• **Element region listings**

## Begin

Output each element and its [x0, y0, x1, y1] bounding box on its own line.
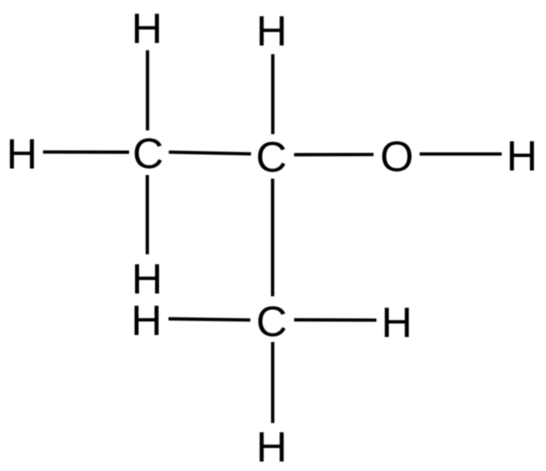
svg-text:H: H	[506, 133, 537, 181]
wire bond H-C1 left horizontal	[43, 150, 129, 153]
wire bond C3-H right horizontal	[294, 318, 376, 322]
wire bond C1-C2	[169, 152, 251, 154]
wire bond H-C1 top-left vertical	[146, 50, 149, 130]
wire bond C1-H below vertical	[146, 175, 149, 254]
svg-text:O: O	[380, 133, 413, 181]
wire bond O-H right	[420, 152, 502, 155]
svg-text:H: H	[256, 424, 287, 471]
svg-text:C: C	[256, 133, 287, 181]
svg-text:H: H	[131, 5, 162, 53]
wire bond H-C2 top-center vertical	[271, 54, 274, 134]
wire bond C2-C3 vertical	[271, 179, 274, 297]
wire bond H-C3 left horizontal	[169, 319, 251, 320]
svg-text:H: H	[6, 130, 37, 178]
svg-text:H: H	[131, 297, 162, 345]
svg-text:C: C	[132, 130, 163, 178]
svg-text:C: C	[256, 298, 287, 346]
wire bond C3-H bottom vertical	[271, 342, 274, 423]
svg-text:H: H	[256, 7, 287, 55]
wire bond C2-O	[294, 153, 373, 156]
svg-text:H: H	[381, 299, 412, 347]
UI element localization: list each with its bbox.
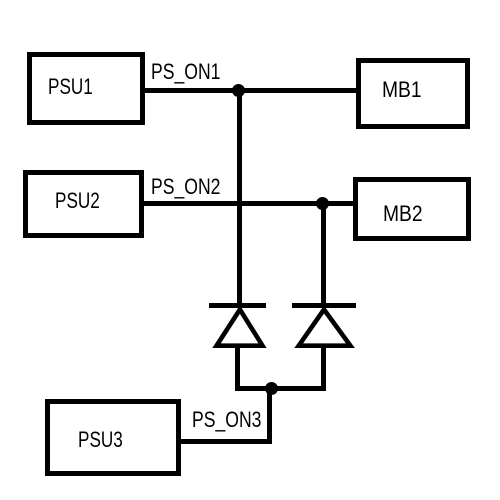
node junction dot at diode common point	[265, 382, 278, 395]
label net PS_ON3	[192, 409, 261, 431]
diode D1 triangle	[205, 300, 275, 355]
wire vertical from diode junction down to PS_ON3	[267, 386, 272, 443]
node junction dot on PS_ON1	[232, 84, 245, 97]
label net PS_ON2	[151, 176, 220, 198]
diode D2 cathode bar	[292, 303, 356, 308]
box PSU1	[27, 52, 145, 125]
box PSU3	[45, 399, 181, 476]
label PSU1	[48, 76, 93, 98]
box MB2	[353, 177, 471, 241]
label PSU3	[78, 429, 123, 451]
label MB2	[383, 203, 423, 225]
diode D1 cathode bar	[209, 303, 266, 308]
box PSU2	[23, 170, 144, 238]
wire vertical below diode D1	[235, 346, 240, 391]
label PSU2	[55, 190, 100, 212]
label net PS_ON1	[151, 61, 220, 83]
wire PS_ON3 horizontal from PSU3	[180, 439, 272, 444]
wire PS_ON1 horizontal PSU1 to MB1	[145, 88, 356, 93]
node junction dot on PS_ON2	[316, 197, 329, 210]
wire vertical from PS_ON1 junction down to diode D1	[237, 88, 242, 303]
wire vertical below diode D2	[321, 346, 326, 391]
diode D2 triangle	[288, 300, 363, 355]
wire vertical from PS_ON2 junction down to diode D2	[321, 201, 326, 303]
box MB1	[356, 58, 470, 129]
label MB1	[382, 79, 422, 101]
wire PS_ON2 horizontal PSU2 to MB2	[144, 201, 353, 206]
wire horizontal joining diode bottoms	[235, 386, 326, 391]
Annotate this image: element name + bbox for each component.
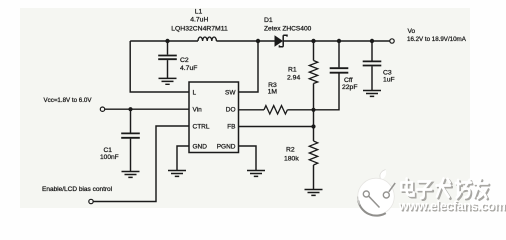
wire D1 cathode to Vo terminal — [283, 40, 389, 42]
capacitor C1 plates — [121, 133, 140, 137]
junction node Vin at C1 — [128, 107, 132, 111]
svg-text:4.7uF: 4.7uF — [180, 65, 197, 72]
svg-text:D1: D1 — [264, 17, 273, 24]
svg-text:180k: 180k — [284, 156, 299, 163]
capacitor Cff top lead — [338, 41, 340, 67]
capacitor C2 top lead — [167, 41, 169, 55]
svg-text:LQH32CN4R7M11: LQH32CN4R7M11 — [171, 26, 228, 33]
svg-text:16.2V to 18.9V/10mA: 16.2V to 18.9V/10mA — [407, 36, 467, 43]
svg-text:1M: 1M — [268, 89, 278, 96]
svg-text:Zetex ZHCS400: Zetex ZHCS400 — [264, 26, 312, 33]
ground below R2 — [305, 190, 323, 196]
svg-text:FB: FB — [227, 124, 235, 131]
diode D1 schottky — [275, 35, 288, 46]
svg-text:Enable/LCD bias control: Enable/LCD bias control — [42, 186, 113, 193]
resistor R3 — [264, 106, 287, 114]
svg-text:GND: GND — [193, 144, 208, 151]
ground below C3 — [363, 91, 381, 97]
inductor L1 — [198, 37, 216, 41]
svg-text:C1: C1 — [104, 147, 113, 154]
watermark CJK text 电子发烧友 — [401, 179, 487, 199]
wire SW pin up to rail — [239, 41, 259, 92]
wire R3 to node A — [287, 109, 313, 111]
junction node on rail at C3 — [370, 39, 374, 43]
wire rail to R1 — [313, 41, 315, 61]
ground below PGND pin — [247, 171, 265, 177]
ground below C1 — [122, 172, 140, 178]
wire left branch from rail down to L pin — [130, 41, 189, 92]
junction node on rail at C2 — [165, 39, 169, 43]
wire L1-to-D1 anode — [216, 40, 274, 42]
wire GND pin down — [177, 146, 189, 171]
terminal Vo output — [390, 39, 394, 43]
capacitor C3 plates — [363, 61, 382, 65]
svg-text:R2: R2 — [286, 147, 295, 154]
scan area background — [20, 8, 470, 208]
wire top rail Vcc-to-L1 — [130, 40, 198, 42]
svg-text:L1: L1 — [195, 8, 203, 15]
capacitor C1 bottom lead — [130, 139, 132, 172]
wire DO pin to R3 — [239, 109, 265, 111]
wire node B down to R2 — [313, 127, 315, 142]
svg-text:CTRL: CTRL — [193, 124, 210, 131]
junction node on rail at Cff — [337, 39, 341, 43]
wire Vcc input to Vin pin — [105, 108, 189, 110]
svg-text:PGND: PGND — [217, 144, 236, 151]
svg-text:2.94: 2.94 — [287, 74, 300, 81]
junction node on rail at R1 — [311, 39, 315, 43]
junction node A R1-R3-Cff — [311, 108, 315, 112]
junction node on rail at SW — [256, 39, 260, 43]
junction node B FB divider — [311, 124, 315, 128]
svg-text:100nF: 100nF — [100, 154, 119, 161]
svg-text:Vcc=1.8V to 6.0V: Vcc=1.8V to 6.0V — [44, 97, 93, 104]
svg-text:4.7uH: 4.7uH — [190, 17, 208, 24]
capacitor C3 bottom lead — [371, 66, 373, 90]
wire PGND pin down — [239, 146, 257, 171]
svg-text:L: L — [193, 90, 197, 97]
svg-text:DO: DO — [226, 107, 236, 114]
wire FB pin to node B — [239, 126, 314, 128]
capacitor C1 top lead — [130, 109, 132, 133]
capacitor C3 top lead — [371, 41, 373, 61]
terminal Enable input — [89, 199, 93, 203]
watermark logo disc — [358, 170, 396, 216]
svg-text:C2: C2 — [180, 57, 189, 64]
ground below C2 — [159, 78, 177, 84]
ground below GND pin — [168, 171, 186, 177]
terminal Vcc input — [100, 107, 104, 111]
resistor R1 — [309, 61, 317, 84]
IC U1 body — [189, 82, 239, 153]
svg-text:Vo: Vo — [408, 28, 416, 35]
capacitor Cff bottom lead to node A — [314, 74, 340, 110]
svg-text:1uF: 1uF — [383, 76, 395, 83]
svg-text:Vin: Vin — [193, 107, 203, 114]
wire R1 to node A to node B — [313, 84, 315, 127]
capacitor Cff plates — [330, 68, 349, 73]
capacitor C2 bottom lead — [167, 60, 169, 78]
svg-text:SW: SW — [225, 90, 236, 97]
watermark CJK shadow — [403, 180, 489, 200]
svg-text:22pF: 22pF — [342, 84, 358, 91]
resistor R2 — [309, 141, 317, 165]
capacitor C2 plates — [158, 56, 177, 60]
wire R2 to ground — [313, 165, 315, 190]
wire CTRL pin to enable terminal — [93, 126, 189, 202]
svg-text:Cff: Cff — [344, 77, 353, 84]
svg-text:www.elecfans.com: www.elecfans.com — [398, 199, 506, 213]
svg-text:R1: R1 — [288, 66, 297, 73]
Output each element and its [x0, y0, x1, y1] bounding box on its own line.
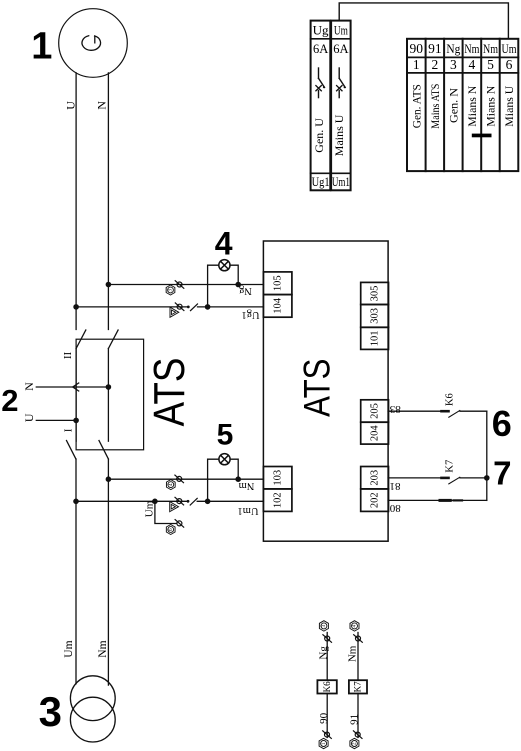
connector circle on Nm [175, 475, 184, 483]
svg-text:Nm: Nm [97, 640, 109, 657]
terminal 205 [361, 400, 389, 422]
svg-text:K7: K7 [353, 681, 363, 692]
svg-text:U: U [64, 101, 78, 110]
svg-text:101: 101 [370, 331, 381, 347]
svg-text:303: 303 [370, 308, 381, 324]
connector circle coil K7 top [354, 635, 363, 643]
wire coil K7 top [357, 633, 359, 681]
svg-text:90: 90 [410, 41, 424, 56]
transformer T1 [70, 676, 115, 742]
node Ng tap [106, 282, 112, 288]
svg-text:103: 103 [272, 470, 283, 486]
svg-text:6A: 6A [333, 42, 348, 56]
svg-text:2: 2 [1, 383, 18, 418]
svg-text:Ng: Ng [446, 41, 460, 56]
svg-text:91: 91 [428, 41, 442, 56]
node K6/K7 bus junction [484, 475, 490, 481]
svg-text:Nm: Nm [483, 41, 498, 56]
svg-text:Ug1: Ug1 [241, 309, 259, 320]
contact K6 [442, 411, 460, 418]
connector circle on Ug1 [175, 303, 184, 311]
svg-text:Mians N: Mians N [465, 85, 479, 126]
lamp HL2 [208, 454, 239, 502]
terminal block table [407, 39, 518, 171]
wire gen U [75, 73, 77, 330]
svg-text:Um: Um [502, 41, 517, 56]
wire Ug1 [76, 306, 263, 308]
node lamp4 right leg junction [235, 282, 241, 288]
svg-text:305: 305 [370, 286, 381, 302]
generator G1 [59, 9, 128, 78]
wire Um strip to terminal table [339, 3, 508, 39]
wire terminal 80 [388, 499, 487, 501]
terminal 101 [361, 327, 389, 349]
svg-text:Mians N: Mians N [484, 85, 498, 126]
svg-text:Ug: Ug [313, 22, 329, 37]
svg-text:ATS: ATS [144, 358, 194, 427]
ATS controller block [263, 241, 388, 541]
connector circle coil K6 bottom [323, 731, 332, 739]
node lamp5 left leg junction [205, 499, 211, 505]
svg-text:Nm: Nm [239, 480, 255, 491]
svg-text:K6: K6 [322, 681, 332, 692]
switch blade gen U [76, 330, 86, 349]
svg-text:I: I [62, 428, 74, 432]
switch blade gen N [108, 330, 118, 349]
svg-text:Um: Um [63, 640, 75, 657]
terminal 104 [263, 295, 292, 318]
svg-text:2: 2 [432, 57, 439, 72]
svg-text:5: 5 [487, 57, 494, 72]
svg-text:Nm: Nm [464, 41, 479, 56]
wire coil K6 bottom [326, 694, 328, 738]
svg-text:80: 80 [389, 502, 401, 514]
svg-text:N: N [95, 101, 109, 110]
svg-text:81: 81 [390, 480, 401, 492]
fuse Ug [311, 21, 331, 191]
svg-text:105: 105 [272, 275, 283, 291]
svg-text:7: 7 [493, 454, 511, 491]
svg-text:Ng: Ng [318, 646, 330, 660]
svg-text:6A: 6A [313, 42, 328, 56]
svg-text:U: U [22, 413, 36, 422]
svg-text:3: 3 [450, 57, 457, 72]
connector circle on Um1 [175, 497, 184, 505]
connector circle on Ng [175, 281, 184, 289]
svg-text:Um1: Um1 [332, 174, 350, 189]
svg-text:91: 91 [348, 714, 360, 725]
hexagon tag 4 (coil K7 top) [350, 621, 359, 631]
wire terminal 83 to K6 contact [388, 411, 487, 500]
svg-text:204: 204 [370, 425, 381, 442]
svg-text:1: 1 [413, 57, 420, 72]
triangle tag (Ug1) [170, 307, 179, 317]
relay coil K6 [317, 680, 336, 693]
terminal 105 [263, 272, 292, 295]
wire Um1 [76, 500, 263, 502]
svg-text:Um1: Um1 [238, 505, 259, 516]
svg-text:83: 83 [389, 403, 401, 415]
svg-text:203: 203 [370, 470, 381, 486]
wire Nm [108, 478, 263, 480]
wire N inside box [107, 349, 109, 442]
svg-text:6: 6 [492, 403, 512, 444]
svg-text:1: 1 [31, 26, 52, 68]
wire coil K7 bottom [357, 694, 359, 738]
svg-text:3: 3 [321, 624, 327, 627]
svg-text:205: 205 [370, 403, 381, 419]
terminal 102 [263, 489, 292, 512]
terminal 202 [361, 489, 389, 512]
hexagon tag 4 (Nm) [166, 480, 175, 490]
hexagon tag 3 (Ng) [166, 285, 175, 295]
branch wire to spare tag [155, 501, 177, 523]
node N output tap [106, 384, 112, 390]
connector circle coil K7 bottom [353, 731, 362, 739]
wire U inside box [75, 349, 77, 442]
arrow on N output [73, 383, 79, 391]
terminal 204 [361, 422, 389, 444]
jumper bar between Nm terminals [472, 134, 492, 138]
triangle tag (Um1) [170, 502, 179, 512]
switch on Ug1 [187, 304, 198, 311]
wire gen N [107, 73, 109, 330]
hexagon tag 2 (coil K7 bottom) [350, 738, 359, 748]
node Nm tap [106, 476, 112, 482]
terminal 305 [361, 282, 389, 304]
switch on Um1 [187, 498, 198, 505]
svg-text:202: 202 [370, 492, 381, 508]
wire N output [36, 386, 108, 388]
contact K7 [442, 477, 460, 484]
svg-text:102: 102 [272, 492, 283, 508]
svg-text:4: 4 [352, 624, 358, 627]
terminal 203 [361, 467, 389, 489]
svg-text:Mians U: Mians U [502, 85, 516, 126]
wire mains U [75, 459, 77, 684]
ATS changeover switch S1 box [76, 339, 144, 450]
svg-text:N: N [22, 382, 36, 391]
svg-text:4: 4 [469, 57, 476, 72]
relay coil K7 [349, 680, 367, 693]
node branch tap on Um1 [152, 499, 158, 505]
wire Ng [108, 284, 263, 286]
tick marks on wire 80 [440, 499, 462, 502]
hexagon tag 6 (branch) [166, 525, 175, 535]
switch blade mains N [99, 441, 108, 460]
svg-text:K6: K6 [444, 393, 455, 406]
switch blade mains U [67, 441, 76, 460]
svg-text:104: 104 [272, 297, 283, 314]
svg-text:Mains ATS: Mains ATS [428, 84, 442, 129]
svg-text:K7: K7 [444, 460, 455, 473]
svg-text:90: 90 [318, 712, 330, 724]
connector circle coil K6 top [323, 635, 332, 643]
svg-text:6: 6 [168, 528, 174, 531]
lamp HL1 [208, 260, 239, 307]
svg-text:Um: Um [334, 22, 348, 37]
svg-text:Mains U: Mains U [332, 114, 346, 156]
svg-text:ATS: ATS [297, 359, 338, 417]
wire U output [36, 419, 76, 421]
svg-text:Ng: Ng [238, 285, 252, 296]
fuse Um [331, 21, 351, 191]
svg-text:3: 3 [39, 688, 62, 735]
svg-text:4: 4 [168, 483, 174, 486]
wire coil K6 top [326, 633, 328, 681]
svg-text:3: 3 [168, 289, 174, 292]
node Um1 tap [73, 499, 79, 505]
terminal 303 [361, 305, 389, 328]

## End

Copy out the lines of the entries starting with the line that contains "connector circle on Nm [175, 475, 184, 483]" and going on through the line that contains "svg-text:6A: 6A [313, 42, 328, 56]".

• **Response to this task**
connector circle on Nm [175, 475, 184, 483]
svg-text:Nm: Nm [97, 640, 109, 657]
terminal 205 [361, 400, 389, 422]
svg-text:K7: K7 [353, 681, 363, 692]
svg-text:U: U [64, 101, 78, 110]
svg-text:101: 101 [370, 331, 381, 347]
svg-text:303: 303 [370, 308, 381, 324]
connector circle coil K7 top [354, 635, 363, 643]
wire coil K7 top [357, 633, 359, 681]
svg-text:90: 90 [410, 41, 424, 56]
transformer T1 [70, 676, 115, 742]
node Ng tap [106, 282, 112, 288]
svg-text:103: 103 [272, 470, 283, 486]
svg-text:6A: 6A [333, 42, 348, 56]
svg-text:2: 2 [1, 383, 18, 418]
svg-text:Ng: Ng [446, 41, 460, 56]
svg-text:91: 91 [428, 41, 442, 56]
node K6/K7 bus junction [484, 475, 490, 481]
svg-text:Nm: Nm [483, 41, 498, 56]
svg-text:Ug1: Ug1 [241, 309, 259, 320]
contact K6 [442, 411, 460, 418]
connector circle on Ug1 [175, 303, 184, 311]
svg-text:Mians N: Mians N [465, 85, 479, 126]
lamp HL2 [208, 454, 239, 502]
terminal block table [407, 39, 518, 171]
wire gen U [75, 73, 77, 330]
svg-text:Um: Um [502, 41, 517, 56]
wire Ug1 [76, 306, 263, 308]
node lamp4 right leg junction [235, 282, 241, 288]
svg-text:305: 305 [370, 286, 381, 302]
generator G1 [59, 9, 128, 78]
wire Um strip to terminal table [339, 3, 508, 39]
wire terminal 80 [388, 499, 487, 501]
terminal 101 [361, 327, 389, 349]
svg-text:Mians N: Mians N [484, 85, 498, 126]
svg-text:Ug: Ug [313, 22, 329, 37]
svg-text:ATS: ATS [144, 358, 194, 427]
ATS controller block [263, 241, 388, 541]
connector circle coil K6 bottom [323, 731, 332, 739]
node lamp5 left leg junction [205, 499, 211, 505]
svg-text:Nm: Nm [239, 480, 255, 491]
svg-text:K6: K6 [322, 681, 332, 692]
switch blade gen U [76, 330, 86, 349]
svg-text:I: I [62, 428, 74, 432]
switch blade gen N [108, 330, 118, 349]
svg-text:Um: Um [63, 640, 75, 657]
terminal 104 [263, 295, 292, 318]
svg-text:2: 2 [432, 57, 439, 72]
svg-text:5: 5 [487, 57, 494, 72]
svg-text:Nm: Nm [464, 41, 479, 56]
wire coil K6 bottom [326, 694, 328, 738]
svg-text:80: 80 [389, 502, 401, 514]
svg-text:N: N [95, 101, 109, 110]
svg-text:81: 81 [390, 480, 401, 492]
fuse Ug [311, 21, 331, 191]
svg-text:105: 105 [272, 275, 283, 291]
svg-text:7: 7 [493, 454, 511, 491]
svg-text:Ng: Ng [318, 646, 330, 660]
svg-text:6A: 6A [313, 42, 328, 56]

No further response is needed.